* [Records excerpted from a collection]
* BEGIN *

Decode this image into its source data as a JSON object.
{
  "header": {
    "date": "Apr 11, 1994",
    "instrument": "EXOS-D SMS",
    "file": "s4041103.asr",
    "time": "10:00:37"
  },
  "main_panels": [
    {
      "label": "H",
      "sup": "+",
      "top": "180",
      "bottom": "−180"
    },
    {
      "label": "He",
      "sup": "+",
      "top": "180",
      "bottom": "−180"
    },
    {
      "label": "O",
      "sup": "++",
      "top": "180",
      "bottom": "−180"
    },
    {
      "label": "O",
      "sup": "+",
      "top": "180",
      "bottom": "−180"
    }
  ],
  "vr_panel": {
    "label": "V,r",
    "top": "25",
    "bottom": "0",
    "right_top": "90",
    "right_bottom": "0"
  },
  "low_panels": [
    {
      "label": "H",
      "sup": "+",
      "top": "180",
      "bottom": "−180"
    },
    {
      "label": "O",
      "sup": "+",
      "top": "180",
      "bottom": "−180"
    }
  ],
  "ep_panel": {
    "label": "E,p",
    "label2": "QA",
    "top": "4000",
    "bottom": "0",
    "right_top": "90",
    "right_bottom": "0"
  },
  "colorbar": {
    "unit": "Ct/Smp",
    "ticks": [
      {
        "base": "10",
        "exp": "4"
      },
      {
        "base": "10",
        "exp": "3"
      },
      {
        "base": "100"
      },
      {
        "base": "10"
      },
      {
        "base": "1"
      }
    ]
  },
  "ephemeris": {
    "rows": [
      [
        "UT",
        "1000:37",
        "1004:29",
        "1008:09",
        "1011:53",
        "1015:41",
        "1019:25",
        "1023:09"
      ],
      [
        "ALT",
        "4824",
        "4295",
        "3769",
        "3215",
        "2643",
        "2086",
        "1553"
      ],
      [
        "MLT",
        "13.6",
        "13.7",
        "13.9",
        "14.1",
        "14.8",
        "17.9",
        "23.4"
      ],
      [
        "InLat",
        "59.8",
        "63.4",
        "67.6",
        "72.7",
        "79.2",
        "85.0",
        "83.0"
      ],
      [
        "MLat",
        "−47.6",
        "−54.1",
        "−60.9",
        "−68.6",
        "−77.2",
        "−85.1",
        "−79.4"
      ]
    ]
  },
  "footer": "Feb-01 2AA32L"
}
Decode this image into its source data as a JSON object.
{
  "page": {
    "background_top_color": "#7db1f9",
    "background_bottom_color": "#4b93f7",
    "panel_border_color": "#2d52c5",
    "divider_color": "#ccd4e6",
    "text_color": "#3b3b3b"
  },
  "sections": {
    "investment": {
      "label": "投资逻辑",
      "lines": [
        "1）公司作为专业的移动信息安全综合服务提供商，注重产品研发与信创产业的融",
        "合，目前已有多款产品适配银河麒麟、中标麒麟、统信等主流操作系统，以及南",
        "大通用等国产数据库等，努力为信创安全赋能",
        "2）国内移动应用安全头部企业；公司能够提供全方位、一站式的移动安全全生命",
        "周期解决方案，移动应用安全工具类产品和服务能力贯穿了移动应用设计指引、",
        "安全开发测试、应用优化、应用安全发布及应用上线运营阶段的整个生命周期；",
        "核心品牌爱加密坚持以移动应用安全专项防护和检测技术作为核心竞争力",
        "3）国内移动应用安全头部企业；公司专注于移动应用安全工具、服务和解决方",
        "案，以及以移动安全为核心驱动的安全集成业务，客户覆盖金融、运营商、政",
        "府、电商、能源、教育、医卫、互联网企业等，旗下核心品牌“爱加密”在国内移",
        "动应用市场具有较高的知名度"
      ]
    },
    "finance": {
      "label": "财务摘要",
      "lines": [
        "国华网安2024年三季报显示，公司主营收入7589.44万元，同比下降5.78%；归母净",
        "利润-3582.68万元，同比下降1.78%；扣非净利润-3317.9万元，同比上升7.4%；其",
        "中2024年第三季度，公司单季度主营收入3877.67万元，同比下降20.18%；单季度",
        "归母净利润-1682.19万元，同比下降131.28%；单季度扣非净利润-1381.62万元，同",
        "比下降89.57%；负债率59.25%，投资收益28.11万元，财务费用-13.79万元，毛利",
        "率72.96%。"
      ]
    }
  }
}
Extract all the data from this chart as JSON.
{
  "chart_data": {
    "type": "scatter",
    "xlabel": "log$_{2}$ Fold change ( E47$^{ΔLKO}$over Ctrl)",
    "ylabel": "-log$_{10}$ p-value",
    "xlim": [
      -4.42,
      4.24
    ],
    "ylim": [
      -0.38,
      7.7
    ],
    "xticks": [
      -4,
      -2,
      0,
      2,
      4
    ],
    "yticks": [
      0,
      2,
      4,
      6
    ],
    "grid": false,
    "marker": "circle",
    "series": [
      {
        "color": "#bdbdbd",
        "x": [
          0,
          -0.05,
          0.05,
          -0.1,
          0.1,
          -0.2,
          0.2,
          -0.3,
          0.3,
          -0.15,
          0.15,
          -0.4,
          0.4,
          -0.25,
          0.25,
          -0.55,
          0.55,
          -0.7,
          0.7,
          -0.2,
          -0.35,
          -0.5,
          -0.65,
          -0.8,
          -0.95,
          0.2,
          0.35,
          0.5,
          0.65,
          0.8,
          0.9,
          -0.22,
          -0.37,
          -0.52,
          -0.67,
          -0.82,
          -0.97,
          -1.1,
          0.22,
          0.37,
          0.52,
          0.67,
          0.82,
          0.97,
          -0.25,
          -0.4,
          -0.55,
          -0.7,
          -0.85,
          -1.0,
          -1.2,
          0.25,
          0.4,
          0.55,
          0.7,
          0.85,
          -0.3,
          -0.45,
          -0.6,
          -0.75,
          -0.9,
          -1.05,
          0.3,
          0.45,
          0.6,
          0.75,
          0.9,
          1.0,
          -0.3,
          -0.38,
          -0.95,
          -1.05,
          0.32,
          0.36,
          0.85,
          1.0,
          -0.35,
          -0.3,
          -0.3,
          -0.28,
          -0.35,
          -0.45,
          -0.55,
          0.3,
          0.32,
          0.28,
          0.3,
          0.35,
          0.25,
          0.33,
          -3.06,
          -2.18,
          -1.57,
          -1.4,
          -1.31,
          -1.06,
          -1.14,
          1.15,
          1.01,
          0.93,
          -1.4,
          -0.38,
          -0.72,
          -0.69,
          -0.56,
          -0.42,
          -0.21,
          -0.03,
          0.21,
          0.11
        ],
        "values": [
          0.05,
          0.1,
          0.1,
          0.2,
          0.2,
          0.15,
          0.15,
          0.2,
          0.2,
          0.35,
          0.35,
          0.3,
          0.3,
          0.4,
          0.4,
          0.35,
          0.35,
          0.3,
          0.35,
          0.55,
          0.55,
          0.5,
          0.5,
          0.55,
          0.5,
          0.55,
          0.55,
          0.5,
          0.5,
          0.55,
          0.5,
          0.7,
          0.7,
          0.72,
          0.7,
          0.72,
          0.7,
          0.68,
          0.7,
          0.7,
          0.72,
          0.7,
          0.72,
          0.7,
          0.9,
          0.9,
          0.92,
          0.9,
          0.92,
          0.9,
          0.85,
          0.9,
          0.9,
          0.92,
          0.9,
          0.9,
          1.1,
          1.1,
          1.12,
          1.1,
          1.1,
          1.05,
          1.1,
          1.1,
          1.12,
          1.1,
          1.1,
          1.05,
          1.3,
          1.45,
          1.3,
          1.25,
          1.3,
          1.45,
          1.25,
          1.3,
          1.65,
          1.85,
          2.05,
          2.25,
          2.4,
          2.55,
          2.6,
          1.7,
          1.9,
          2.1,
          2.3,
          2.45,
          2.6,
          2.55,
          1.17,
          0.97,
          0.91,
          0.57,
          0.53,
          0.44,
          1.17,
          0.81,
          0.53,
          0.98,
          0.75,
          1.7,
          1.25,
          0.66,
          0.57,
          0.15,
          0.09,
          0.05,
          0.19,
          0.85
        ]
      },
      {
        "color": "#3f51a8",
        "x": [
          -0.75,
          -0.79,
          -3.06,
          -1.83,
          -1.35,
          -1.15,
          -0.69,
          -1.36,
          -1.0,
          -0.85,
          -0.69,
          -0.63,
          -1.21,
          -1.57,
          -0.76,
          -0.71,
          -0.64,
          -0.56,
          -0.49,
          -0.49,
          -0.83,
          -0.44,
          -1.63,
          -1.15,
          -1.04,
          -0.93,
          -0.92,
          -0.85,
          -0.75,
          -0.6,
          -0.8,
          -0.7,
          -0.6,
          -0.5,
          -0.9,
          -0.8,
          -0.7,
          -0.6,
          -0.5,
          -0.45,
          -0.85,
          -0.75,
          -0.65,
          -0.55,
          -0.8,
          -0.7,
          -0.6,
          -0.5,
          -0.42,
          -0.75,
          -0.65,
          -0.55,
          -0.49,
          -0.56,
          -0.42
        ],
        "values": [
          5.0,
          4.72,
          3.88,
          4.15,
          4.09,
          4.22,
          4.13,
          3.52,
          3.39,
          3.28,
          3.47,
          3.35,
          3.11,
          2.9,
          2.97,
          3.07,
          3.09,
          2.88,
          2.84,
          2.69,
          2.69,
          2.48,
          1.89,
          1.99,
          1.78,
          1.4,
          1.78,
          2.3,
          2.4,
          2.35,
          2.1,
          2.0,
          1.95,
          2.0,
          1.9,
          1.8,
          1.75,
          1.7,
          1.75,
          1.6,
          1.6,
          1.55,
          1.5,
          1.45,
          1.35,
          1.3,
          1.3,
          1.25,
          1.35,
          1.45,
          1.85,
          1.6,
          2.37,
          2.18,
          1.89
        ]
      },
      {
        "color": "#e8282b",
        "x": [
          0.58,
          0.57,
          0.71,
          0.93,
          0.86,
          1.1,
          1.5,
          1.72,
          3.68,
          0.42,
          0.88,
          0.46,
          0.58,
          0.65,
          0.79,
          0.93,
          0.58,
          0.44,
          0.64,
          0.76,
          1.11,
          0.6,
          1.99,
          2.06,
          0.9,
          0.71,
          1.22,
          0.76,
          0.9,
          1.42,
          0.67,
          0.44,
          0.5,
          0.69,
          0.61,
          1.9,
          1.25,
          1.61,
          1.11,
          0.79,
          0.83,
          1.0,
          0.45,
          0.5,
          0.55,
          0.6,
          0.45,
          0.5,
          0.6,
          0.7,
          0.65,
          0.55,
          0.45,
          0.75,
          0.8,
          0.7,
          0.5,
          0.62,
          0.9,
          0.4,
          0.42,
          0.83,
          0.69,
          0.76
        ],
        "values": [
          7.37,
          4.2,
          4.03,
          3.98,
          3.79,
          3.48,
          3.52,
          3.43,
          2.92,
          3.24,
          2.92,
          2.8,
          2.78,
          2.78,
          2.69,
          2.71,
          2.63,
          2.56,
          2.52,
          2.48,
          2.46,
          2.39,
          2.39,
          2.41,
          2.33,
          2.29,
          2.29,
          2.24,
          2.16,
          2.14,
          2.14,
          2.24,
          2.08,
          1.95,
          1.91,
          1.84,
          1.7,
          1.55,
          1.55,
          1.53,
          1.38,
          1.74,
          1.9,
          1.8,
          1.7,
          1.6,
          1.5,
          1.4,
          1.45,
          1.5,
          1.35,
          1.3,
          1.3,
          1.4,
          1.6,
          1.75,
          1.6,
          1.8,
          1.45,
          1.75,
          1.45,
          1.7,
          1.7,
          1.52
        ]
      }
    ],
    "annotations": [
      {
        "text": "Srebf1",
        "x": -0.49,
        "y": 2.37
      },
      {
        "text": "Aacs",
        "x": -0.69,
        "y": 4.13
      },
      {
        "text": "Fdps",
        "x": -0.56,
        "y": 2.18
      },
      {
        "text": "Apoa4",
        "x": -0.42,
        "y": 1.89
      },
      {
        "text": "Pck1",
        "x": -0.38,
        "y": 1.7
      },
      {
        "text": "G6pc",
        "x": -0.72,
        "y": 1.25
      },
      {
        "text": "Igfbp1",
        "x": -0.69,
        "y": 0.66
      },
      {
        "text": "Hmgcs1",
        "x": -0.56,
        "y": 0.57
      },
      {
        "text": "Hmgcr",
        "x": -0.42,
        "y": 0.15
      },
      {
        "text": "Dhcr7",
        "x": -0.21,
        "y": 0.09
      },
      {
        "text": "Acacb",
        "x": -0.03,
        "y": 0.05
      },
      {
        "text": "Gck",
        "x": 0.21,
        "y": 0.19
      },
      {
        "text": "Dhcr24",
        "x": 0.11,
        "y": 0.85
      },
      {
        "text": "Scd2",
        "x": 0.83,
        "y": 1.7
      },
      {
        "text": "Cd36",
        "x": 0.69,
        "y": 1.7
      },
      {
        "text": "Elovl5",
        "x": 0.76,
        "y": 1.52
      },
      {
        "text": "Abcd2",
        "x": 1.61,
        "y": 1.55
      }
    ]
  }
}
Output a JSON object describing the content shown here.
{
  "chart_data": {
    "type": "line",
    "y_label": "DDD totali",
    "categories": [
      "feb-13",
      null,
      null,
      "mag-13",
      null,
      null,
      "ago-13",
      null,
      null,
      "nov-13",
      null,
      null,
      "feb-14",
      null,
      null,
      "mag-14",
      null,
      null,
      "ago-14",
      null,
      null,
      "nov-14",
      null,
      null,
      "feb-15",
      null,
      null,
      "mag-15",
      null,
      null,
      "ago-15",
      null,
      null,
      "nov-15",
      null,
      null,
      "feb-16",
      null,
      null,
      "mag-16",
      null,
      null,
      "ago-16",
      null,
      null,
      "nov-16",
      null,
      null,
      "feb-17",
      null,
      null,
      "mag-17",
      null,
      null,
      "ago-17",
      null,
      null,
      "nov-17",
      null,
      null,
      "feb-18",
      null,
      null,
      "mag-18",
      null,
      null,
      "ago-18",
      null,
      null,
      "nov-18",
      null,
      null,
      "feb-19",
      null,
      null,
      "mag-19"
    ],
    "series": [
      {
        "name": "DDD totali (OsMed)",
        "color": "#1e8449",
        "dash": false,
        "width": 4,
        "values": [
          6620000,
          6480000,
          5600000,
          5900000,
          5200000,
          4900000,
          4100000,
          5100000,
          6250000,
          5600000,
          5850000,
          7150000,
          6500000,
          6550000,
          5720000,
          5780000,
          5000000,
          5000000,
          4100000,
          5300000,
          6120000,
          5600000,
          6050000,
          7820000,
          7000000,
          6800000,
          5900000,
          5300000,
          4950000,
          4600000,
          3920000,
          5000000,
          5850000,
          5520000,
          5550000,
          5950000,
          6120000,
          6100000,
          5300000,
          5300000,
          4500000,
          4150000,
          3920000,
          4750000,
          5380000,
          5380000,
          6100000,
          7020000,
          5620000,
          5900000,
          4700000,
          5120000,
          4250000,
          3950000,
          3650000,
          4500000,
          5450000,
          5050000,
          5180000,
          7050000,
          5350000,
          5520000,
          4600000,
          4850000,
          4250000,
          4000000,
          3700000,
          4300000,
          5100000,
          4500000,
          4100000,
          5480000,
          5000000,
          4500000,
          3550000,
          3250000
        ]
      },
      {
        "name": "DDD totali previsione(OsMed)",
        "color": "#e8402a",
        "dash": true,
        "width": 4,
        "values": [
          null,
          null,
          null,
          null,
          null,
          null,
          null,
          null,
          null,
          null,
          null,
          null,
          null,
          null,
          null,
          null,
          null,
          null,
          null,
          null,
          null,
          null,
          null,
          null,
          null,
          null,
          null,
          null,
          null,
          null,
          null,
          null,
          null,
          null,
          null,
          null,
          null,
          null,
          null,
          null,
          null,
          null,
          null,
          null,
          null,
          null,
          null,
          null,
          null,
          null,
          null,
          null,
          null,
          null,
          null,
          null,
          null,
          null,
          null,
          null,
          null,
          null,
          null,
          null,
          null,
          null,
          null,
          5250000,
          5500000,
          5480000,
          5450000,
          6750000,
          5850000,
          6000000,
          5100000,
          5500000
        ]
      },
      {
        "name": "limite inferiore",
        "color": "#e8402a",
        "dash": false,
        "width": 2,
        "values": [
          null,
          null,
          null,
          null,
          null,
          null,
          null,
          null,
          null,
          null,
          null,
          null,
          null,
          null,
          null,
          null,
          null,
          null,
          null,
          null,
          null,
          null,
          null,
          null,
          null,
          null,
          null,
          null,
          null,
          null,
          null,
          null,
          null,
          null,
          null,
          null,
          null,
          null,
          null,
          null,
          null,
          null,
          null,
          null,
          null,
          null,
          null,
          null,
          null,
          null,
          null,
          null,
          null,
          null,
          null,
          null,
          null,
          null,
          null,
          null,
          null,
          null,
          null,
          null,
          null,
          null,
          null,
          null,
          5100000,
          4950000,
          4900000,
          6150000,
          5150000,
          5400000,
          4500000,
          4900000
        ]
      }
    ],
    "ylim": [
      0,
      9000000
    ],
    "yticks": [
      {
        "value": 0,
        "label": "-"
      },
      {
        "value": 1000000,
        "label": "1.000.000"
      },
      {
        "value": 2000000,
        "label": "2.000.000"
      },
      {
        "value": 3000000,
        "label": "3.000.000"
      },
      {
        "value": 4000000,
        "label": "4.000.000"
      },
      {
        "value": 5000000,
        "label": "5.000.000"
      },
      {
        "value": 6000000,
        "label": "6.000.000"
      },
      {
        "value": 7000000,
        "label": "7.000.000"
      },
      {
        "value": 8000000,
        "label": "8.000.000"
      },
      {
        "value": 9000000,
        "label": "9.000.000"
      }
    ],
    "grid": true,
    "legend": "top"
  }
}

* END *

Extract every line of the records above that contains the word "OsMed".

* [Solution to the problem]
        "name": "DDD totali (OsMed)",
        "name": "DDD totali previsione(OsMed)",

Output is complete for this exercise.